__WHAT THE TASK REQUIRES__:
From the records below, copy every line that contains the word "وعيون".

--------

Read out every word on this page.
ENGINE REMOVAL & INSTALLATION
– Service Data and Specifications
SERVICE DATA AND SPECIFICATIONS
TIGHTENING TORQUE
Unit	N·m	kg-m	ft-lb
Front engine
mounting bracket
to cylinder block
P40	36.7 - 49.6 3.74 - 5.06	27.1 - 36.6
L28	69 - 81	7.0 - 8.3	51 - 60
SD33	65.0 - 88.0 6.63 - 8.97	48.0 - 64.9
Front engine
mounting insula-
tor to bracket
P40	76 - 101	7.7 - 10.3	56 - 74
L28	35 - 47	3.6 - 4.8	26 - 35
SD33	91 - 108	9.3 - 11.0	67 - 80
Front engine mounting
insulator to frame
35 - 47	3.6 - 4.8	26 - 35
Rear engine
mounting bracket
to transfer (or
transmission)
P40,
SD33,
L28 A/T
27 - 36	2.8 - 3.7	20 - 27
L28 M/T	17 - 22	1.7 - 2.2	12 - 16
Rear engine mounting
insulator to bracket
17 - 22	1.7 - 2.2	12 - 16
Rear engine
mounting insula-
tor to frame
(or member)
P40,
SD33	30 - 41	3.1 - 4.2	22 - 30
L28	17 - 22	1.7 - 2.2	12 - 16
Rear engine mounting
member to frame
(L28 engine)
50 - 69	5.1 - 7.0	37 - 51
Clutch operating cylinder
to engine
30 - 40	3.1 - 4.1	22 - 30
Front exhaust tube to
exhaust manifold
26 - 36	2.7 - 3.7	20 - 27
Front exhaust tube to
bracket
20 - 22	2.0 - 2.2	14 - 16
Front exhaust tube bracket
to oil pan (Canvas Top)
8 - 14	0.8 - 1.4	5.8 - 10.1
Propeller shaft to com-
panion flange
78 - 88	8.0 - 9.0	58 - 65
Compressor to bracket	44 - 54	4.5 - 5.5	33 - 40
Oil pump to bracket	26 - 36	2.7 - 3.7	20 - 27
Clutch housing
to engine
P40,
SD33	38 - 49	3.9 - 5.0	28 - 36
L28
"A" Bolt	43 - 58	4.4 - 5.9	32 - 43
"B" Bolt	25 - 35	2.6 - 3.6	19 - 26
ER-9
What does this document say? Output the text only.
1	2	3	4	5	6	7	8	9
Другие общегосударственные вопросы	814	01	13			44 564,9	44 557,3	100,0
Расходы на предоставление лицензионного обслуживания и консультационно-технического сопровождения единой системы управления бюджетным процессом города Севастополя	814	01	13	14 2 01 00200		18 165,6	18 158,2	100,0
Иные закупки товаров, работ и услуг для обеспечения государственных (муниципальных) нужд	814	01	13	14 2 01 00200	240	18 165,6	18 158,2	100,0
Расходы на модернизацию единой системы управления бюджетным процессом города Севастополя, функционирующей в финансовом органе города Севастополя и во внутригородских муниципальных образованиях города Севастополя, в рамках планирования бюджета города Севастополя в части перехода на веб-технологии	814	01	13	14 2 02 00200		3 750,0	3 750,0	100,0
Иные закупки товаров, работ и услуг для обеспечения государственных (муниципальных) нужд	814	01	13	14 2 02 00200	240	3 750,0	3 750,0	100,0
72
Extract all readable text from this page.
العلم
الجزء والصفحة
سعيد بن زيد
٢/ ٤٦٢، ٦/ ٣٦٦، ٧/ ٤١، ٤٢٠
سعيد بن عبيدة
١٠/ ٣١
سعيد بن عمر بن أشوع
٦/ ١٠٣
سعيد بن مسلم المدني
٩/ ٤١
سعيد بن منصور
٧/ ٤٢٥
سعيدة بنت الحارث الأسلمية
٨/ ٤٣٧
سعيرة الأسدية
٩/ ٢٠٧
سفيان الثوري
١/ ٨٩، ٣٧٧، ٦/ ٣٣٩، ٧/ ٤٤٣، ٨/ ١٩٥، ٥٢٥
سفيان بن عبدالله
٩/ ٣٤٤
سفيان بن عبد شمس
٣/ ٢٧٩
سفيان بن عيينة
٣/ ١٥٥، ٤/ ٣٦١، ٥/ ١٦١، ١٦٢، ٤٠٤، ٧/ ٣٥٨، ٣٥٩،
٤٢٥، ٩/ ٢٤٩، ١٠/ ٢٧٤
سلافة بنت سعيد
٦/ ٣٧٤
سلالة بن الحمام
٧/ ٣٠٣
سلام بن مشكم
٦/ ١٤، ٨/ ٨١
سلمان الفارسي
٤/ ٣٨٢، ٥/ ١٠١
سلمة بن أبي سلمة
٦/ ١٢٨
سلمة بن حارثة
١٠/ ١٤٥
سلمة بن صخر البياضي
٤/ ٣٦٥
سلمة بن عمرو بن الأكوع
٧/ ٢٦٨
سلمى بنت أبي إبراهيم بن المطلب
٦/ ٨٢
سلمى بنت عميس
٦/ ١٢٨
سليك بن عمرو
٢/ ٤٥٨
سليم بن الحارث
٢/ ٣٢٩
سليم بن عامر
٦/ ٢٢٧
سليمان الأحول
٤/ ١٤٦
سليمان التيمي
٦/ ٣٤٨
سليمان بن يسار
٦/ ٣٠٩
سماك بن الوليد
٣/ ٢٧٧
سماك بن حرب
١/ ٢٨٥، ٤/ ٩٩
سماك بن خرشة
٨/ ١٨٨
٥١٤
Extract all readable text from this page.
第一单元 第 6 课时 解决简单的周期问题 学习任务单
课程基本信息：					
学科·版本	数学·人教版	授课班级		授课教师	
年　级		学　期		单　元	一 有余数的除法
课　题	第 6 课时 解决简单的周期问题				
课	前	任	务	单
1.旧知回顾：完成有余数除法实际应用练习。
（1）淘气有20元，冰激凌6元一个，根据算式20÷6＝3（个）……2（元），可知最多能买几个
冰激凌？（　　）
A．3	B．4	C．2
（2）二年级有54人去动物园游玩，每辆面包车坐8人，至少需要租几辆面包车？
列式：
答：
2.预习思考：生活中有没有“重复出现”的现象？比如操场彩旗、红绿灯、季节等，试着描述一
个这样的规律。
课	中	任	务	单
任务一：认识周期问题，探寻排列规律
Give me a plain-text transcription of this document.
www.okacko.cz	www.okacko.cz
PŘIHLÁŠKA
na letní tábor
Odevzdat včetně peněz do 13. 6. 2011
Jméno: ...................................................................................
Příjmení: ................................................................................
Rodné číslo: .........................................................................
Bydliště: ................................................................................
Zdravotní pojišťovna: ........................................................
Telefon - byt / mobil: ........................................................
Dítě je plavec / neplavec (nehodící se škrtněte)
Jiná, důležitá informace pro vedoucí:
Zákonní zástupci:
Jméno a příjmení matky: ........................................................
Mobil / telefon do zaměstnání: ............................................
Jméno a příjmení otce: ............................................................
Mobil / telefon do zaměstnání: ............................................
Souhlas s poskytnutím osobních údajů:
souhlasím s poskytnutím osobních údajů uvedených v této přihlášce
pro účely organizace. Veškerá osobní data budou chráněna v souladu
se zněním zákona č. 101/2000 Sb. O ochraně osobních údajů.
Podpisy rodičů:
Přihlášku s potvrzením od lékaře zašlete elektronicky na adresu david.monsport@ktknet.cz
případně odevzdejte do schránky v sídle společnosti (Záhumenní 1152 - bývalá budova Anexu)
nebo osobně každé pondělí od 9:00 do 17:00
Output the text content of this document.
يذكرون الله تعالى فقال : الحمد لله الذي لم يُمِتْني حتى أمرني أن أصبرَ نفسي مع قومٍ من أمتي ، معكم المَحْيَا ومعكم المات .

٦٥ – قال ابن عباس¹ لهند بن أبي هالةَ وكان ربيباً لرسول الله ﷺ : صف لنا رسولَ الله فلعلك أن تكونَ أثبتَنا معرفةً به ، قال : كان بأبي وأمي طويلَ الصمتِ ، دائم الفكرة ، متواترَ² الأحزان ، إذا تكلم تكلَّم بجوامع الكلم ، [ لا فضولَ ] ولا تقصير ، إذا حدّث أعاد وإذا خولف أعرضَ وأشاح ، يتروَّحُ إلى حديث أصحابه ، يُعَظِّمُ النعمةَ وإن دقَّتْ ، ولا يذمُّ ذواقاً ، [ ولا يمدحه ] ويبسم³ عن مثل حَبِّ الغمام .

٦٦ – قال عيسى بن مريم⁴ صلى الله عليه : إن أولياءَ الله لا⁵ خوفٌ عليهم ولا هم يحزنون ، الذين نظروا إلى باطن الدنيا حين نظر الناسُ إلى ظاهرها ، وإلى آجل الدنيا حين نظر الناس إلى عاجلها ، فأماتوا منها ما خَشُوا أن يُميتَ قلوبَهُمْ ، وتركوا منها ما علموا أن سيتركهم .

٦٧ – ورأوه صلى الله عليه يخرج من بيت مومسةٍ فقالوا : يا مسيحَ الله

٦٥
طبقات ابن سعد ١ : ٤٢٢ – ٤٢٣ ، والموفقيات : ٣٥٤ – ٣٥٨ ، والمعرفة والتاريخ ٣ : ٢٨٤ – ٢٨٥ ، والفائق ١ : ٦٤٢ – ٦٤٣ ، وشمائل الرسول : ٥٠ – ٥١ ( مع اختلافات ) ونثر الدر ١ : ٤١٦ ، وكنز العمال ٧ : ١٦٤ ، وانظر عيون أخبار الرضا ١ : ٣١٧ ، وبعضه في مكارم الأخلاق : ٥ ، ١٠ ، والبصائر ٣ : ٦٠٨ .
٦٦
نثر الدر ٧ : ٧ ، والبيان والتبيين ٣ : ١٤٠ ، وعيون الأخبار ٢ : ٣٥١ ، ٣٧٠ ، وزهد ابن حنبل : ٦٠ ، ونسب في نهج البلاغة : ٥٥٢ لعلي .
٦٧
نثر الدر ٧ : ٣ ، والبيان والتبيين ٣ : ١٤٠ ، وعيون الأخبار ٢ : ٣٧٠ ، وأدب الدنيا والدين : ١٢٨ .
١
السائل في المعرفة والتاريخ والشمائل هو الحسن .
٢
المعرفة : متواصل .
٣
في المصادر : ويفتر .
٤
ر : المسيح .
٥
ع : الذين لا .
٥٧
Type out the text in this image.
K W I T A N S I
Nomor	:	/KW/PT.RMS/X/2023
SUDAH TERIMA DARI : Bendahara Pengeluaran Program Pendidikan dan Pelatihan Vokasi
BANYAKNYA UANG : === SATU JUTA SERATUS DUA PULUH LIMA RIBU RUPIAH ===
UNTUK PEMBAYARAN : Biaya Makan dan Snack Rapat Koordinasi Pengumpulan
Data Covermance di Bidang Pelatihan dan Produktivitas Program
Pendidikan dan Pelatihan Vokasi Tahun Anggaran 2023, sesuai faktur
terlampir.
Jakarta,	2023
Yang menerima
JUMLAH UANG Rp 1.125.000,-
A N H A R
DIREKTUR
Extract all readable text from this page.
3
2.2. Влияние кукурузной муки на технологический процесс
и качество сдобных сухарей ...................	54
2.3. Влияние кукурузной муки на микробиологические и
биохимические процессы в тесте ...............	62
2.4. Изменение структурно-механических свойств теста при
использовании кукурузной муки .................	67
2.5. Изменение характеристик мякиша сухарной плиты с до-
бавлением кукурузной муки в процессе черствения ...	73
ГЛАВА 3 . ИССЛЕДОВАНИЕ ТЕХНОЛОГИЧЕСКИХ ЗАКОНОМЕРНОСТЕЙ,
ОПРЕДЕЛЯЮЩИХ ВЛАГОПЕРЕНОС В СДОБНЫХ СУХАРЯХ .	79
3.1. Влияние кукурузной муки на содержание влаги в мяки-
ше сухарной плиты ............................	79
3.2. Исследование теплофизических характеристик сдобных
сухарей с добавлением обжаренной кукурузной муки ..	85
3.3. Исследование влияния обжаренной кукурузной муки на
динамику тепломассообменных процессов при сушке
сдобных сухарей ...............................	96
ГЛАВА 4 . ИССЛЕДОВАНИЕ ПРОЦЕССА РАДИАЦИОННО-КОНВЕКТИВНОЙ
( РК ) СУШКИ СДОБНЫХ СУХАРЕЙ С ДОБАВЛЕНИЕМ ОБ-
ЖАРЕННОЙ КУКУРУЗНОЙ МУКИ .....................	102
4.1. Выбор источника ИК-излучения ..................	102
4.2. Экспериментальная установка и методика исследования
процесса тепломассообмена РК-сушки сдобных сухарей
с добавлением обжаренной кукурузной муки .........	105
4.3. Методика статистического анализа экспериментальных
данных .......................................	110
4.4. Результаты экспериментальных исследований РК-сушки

--------

__WRITTEN REPLY__:
نثر الدر ٧ : ٧ ، والبيان والتبيين ٣ : ١٤٠ ، وعيون الأخبار ٢ : ٣٥١ ، ٣٧٠ ، وزهد ابن حنبل : ٦٠ ، ونسب في نهج البلاغة : ٥٥٢ لعلي .
نثر الدر ٧ : ٣ ، والبيان والتبيين ٣ : ١٤٠ ، وعيون الأخبار ٢ : ٣٧٠ ، وأدب الدنيا والدين : ١٢٨ .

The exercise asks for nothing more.